** Start **

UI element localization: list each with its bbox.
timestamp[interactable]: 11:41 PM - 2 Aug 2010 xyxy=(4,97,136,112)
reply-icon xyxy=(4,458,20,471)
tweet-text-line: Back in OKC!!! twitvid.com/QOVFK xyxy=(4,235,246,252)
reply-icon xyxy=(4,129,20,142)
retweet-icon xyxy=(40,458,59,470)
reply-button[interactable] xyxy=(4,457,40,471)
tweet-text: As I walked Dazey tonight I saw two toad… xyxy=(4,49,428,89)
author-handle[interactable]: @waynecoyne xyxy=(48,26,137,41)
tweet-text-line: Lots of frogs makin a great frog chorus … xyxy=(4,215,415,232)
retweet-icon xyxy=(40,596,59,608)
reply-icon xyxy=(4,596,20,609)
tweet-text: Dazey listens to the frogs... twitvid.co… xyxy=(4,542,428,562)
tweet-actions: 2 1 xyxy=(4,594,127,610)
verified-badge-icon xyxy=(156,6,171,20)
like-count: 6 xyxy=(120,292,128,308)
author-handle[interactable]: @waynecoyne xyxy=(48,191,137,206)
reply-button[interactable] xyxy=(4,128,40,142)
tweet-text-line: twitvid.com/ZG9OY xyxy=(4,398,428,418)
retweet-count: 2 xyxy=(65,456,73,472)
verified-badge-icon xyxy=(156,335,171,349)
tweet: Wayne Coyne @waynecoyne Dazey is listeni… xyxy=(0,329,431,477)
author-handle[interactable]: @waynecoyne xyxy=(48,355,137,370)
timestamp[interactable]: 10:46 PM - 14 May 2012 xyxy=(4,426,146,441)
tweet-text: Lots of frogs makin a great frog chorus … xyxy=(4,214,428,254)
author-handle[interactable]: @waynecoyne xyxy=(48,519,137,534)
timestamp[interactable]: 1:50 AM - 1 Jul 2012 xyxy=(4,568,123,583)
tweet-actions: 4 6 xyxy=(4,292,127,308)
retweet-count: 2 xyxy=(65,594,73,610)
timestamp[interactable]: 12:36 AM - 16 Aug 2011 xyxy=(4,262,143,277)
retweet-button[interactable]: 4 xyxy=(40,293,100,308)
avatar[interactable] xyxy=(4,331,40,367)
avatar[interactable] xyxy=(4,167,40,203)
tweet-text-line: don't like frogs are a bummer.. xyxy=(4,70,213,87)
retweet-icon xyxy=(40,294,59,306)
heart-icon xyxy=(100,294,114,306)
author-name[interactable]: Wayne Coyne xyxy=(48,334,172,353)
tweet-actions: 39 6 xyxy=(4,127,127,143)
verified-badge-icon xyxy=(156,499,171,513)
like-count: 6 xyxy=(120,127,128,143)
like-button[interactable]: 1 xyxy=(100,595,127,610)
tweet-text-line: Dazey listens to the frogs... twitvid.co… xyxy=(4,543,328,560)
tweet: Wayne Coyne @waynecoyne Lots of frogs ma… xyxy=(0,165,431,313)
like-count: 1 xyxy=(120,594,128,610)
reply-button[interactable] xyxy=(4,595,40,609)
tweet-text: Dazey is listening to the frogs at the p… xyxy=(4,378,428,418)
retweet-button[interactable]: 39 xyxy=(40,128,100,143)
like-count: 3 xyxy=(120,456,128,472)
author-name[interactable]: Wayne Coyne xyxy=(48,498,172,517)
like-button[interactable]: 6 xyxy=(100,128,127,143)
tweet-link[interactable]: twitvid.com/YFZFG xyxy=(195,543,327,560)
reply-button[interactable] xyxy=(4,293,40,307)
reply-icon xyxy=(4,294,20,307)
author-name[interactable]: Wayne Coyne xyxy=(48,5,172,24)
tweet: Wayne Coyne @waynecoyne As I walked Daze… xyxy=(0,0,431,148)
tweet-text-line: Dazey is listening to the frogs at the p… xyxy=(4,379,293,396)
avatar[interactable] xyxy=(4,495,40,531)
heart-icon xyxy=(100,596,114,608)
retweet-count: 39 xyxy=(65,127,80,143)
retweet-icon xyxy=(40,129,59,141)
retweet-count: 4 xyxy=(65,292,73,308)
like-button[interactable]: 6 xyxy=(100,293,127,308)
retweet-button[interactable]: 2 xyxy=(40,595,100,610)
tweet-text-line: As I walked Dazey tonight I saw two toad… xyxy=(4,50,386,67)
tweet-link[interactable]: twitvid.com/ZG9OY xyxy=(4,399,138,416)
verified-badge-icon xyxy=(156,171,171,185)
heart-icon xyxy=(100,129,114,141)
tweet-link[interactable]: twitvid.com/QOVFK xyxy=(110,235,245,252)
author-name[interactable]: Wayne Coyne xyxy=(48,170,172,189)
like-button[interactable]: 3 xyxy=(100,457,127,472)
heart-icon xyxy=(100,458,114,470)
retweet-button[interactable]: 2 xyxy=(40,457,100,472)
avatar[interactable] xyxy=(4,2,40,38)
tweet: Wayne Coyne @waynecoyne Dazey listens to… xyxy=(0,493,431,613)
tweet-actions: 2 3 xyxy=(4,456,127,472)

** End **

Reproduce every line of the listing above verbatim, from start to finish.

UI element localization: list each with its bbox.
timestamp[interactable]: 11:41 PM - 2 Aug 2010 xyxy=(4,97,136,112)
reply-icon xyxy=(4,458,20,471)
tweet-text-line: Back in OKC!!! twitvid.com/QOVFK xyxy=(4,235,246,252)
reply-icon xyxy=(4,129,20,142)
retweet-icon xyxy=(40,458,59,470)
reply-button[interactable] xyxy=(4,457,40,471)
tweet-text: As I walked Dazey tonight I saw two toad… xyxy=(4,49,428,89)
author-handle[interactable]: @waynecoyne xyxy=(48,26,137,41)
tweet-text-line: Lots of frogs makin a great frog chorus … xyxy=(4,215,415,232)
retweet-icon xyxy=(40,596,59,608)
reply-icon xyxy=(4,596,20,609)
tweet-text: Dazey listens to the frogs... twitvid.co… xyxy=(4,542,428,562)
tweet-actions: 2 1 xyxy=(4,594,127,610)
verified-badge-icon xyxy=(156,6,171,20)
like-count: 6 xyxy=(120,292,128,308)
author-handle[interactable]: @waynecoyne xyxy=(48,191,137,206)
reply-button[interactable] xyxy=(4,128,40,142)
tweet-text-line: twitvid.com/ZG9OY xyxy=(4,398,428,418)
retweet-count: 2 xyxy=(65,456,73,472)
verified-badge-icon xyxy=(156,335,171,349)
tweet: Wayne Coyne @waynecoyne Dazey is listeni… xyxy=(0,329,431,477)
author-handle[interactable]: @waynecoyne xyxy=(48,355,137,370)
timestamp[interactable]: 10:46 PM - 14 May 2012 xyxy=(4,426,146,441)
tweet-text: Lots of frogs makin a great frog chorus … xyxy=(4,214,428,254)
author-handle[interactable]: @waynecoyne xyxy=(48,519,137,534)
timestamp[interactable]: 1:50 AM - 1 Jul 2012 xyxy=(4,568,123,583)
tweet-actions: 4 6 xyxy=(4,292,127,308)
retweet-count: 2 xyxy=(65,594,73,610)
timestamp[interactable]: 12:36 AM - 16 Aug 2011 xyxy=(4,262,143,277)
retweet-button[interactable]: 4 xyxy=(40,293,100,308)
avatar[interactable] xyxy=(4,331,40,367)
avatar[interactable] xyxy=(4,167,40,203)
tweet-text-line: don't like frogs are a bummer.. xyxy=(4,70,213,87)
retweet-icon xyxy=(40,294,59,306)
heart-icon xyxy=(100,294,114,306)
author-name[interactable]: Wayne Coyne xyxy=(48,334,172,353)
tweet-actions: 39 6 xyxy=(4,127,127,143)
verified-badge-icon xyxy=(156,499,171,513)
like-count: 6 xyxy=(120,127,128,143)
like-button[interactable]: 1 xyxy=(100,595,127,610)
tweet-text-line: Dazey listens to the frogs... twitvid.co… xyxy=(4,543,328,560)
tweet: Wayne Coyne @waynecoyne Lots of frogs ma… xyxy=(0,165,431,313)
like-count: 1 xyxy=(120,594,128,610)
reply-button[interactable] xyxy=(4,595,40,609)
tweet-text: Dazey is listening to the frogs at the p… xyxy=(4,378,428,418)
retweet-button[interactable]: 39 xyxy=(40,128,100,143)
like-count: 3 xyxy=(120,456,128,472)
author-name[interactable]: Wayne Coyne xyxy=(48,498,172,517)
like-button[interactable]: 6 xyxy=(100,128,127,143)
tweet-link[interactable]: twitvid.com/YFZFG xyxy=(195,543,327,560)
reply-button[interactable] xyxy=(4,293,40,307)
reply-icon xyxy=(4,294,20,307)
author-name[interactable]: Wayne Coyne xyxy=(48,5,172,24)
tweet: Wayne Coyne @waynecoyne As I walked Daze… xyxy=(0,0,431,148)
tweet-text-line: Dazey is listening to the frogs at the p… xyxy=(4,379,293,396)
avatar[interactable] xyxy=(4,495,40,531)
heart-icon xyxy=(100,596,114,608)
retweet-count: 39 xyxy=(65,127,80,143)
retweet-icon xyxy=(40,129,59,141)
retweet-count: 4 xyxy=(65,292,73,308)
like-button[interactable]: 6 xyxy=(100,293,127,308)
retweet-button[interactable]: 2 xyxy=(40,595,100,610)
tweet-text-line: As I walked Dazey tonight I saw two toad… xyxy=(4,50,386,67)
tweet-link[interactable]: twitvid.com/ZG9OY xyxy=(4,399,138,416)
verified-badge-icon xyxy=(156,171,171,185)
heart-icon xyxy=(100,129,114,141)
tweet-link[interactable]: twitvid.com/QOVFK xyxy=(110,235,245,252)
author-name[interactable]: Wayne Coyne xyxy=(48,170,172,189)
like-button[interactable]: 3 xyxy=(100,457,127,472)
heart-icon xyxy=(100,458,114,470)
retweet-button[interactable]: 2 xyxy=(40,457,100,472)
avatar[interactable] xyxy=(4,2,40,38)
tweet: Wayne Coyne @waynecoyne Dazey listens to… xyxy=(0,493,431,613)
tweet-actions: 2 3 xyxy=(4,456,127,472)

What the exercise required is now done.